[Directive]
Print each line exactly as it is given.

Stored dataset items
——————————
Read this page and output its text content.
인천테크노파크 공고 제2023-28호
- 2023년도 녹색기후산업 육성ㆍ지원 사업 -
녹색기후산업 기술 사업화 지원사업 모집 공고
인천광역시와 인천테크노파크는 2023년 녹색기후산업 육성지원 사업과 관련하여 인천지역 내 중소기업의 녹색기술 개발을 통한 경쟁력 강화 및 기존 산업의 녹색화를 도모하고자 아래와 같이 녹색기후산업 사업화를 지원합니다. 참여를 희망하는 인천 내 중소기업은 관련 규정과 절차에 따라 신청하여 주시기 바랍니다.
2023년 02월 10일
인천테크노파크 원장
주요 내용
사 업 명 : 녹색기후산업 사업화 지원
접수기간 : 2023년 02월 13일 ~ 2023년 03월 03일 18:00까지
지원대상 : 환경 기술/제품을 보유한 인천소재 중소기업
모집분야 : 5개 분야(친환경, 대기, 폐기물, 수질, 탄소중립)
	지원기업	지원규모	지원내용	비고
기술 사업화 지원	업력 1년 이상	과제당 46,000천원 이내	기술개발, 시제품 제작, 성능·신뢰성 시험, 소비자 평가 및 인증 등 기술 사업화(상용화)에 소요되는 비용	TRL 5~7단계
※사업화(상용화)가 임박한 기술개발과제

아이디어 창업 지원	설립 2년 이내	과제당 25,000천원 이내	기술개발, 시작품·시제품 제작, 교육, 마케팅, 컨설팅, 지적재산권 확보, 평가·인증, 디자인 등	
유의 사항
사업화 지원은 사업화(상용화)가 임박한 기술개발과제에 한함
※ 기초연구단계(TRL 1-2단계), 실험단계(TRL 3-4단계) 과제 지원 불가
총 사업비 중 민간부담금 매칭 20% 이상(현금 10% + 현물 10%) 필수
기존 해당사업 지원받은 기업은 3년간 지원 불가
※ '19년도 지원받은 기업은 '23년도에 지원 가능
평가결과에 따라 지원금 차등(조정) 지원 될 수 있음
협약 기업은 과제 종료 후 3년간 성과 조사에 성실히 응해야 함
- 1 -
——————————
[Solution]
Read this page and output its text content.
인천테크노파크 공고 제2023-28호
- 2023년도 녹색기후산업 육성ㆍ지원 사업 -
녹색기후산업 기술 사업화 지원사업 모집 공고
인천광역시와 인천테크노파크는 2023년 녹색기후산업 육성지원 사업과 관련하여 인천지역 내 중소기업의 녹색기술 개발을 통한 경쟁력 강화 및 기존 산업의 녹색화를 도모하고자 아래와 같이 녹색기후산업 사업화를 지원합니다. 참여를 희망하는 인천 내 중소기업은 관련 규정과 절차에 따라 신청하여 주시기 바랍니다.
2023년 02월 10일
인천테크노파크 원장
주요 내용
사 업 명 : 녹색기후산업 사업화 지원
접수기간 : 2023년 02월 13일 ~ 2023년 03월 03일 18:00까지
지원대상 : 환경 기술/제품을 보유한 인천소재 중소기업
모집분야 : 5개 분야(친환경, 대기, 폐기물, 수질, 탄소중립)
	지원기업	지원규모	지원내용	비고
기술 사업화 지원	업력 1년 이상	과제당 46,000천원 이내	기술개발, 시제품 제작, 성능·신뢰성 시험, 소비자 평가 및 인증 등 기술 사업화(상용화)에 소요되는 비용	TRL 5~7단계
※사업화(상용화)가 임박한 기술개발과제

아이디어 창업 지원	설립 2년 이내	과제당 25,000천원 이내	기술개발, 시작품·시제품 제작, 교육, 마케팅, 컨설팅, 지적재산권 확보, 평가·인증, 디자인 등	
유의 사항
사업화 지원은 사업화(상용화)가 임박한 기술개발과제에 한함
※ 기초연구단계(TRL 1-2단계), 실험단계(TRL 3-4단계) 과제 지원 불가
총 사업비 중 민간부담금 매칭 20% 이상(현금 10% + 현물 10%) 필수
기존 해당사업 지원받은 기업은 3년간 지원 불가
※ '19년도 지원받은 기업은 '23년도에 지원 가능
평가결과에 따라 지원금 차등(조정) 지원 될 수 있음
협약 기업은 과제 종료 후 3년간 성과 조사에 성실히 응해야 함
- 1 -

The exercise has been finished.